■ **任务要求 1**: 能否把这段 PyTorch 笔记从“# 将模型设置为训练模式”开始、一直到“size (100, 10)”为止重写一遍，并把其中的“训练模式”换成“训练状态”？

In [1]:
import torch
# torchvision.datasets.FashionMNIST
import torchvision
# 修改数据集格式
from torchvision import transforms
# DataLoader
from torch.utils.data import DataLoader
# nn块
from torch import nn

# net模式

In [None]:
# 将模型设置为评估模式
net.eval()

# 将模型设置为训练模式
net.train()

# -------------------------------如何使用的例子
if isinstance(net, torch.nn.Module):
    net.train()

In [None]:
# 正态分布n(0,1), size (100, 10)
torch.normal(0, 1, (100, 10))

# 激活函数

## 修正线性单元（Rectified linear unit，ReLU）

$$ \operatorname{ReLU}(x) = \max(x, 0) $$

求导表现得特别好(要么是0,要么是1)：要么让参数消失，要么让参数通过

0点不可导, 不光滑

当使用不同的参数初始化方法时，ReLU激活函数使训练模型更加容易。 当sigmoid激活函数的输出非常接近于0或1时，这些区域的梯度几乎为0，因此反向传播无法继续更新一些模型参数。 相反，ReLU激活函数在正区间的梯度总是1。 因此，如果模型参数没有正确初始化，sigmoid函数可能在正区间内得到几乎为0的梯度，从而使模型无法得到有效的训练。

■ **集合中存储的条目**:
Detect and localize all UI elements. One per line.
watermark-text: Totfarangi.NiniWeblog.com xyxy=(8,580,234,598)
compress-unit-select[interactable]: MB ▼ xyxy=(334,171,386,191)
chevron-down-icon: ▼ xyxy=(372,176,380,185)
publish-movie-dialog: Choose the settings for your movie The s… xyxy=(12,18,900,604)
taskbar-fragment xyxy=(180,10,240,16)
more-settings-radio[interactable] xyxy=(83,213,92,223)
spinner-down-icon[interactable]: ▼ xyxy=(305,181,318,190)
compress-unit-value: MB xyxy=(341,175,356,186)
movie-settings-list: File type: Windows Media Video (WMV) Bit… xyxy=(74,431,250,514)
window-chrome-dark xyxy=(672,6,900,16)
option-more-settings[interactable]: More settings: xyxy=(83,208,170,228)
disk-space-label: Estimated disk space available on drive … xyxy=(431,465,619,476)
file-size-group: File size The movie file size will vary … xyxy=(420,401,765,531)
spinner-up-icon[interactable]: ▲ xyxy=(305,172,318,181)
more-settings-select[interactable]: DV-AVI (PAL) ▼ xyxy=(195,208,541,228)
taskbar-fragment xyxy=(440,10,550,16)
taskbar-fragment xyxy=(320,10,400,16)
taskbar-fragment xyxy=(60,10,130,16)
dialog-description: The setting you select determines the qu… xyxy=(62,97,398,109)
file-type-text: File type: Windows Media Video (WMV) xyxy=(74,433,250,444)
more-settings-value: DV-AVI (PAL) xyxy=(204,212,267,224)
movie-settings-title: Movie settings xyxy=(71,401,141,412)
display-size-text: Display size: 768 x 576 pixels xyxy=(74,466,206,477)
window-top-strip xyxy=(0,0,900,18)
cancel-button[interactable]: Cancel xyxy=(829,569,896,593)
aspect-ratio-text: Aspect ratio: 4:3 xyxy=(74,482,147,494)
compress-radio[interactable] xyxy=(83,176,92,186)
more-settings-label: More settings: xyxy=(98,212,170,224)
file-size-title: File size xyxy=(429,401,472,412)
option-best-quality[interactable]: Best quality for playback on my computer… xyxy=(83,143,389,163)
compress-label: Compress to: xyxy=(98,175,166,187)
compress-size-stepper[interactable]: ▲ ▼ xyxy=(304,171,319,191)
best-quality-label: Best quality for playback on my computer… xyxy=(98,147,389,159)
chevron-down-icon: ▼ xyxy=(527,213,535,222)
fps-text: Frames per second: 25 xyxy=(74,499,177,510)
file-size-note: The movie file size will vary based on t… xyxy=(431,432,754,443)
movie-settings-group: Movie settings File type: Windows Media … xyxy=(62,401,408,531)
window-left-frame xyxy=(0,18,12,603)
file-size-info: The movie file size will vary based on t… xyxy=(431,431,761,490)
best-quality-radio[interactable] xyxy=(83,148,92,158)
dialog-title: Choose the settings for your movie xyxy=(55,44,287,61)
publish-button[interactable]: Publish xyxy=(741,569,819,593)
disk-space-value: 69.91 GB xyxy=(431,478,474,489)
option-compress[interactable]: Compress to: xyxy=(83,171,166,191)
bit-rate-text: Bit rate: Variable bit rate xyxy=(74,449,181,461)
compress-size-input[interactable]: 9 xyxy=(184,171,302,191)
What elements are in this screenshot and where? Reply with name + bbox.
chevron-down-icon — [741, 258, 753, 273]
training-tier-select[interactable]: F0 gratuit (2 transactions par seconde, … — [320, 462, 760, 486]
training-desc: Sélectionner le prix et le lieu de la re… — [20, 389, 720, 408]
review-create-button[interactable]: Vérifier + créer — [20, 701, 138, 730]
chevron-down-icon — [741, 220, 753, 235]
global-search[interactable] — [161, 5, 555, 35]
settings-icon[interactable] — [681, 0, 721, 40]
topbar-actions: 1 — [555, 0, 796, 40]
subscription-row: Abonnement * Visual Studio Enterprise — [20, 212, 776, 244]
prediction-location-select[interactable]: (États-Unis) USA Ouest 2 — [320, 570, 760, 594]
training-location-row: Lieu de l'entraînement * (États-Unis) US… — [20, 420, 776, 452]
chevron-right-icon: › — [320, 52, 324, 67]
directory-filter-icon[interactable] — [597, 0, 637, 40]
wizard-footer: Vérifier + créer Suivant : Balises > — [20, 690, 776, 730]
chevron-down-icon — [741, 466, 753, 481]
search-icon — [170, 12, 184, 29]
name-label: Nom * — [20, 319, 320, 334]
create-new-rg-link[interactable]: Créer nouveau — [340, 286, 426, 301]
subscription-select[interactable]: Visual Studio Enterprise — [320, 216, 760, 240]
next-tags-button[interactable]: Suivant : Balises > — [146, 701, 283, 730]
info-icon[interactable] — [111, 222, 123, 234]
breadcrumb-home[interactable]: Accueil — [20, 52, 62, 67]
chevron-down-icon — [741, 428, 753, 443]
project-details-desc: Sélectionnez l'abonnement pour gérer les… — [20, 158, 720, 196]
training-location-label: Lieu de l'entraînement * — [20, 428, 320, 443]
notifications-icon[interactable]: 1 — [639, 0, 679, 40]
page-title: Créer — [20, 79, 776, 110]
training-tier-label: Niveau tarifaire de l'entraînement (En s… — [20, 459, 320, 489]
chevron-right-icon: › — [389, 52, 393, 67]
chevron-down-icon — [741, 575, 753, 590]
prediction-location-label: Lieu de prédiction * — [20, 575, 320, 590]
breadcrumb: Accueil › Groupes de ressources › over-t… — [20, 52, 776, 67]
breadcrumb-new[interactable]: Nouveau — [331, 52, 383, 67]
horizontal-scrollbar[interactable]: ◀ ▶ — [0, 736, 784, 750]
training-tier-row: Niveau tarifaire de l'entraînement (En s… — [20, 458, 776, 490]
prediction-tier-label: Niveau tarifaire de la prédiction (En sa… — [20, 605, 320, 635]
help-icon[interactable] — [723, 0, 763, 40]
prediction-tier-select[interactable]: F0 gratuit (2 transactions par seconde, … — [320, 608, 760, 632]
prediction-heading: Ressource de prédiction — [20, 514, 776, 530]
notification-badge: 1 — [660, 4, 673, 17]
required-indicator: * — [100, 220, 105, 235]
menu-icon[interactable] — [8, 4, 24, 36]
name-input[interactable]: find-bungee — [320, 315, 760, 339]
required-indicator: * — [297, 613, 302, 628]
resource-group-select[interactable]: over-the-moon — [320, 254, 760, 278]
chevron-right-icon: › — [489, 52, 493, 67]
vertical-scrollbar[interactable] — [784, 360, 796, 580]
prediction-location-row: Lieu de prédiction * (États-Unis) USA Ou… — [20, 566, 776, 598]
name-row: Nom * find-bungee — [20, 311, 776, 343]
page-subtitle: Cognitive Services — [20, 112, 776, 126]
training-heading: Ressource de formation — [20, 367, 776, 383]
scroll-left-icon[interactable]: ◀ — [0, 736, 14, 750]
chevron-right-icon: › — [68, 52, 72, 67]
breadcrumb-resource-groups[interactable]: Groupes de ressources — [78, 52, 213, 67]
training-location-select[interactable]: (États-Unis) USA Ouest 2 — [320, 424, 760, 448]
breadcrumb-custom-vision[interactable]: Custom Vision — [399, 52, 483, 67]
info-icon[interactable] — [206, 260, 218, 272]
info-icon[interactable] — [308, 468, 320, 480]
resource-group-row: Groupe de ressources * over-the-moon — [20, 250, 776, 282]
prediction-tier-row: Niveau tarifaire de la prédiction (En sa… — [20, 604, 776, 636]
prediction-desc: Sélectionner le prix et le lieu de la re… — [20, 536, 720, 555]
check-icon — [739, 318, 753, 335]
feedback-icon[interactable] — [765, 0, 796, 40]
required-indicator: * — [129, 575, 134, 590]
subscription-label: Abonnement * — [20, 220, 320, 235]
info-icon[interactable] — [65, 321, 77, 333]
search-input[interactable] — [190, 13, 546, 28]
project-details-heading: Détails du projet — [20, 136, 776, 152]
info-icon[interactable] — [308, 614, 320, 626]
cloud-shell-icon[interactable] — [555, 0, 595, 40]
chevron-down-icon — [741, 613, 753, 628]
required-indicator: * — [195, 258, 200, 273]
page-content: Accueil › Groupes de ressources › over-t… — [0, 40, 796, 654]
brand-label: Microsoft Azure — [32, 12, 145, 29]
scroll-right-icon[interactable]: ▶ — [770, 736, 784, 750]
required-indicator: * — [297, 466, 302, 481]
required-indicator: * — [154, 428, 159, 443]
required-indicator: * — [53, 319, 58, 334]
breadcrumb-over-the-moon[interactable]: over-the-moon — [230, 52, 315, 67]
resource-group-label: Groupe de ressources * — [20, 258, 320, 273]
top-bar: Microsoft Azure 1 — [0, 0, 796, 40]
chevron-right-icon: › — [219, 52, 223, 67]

■ **任务要求 2**: 能否从记录的第一行开始，一直到包含“taskbar-fragment xyxy=(60,10,130,16)”的那一行为止，把这些行原样摘录出来（首尾两行都算在内）？

■ **回答内容 1**:
# 将模型设置为训练状态
net.train()

# -------------------------------如何使用的例子
if isinstance(net, torch.nn.Module):
    net.train()

In [None]:
# 正态分布n(0,1), size (100, 10)

■ **回答内容 2**:
Detect and localize all UI elements. One per line.
watermark-text: Totfarangi.NiniWeblog.com xyxy=(8,580,234,598)
compress-unit-select[interactable]: MB ▼ xyxy=(334,171,386,191)
chevron-down-icon: ▼ xyxy=(372,176,380,185)
publish-movie-dialog: Choose the settings for your movie The s… xyxy=(12,18,900,604)
taskbar-fragment xyxy=(180,10,240,16)
more-settings-radio[interactable] xyxy=(83,213,92,223)
spinner-down-icon[interactable]: ▼ xyxy=(305,181,318,190)
compress-unit-value: MB xyxy=(341,175,356,186)
movie-settings-list: File type: Windows Media Video (WMV) Bit… xyxy=(74,431,250,514)
window-chrome-dark xyxy=(672,6,900,16)
option-more-settings[interactable]: More settings: xyxy=(83,208,170,228)
disk-space-label: Estimated disk space available on drive … xyxy=(431,465,619,476)
file-size-group: File size The movie file size will vary … xyxy=(420,401,765,531)
spinner-up-icon[interactable]: ▲ xyxy=(305,172,318,181)
more-settings-select[interactable]: DV-AVI (PAL) ▼ xyxy=(195,208,541,228)
taskbar-fragment xyxy=(440,10,550,16)
taskbar-fragment xyxy=(320,10,400,16)
taskbar-fragment xyxy=(60,10,130,16)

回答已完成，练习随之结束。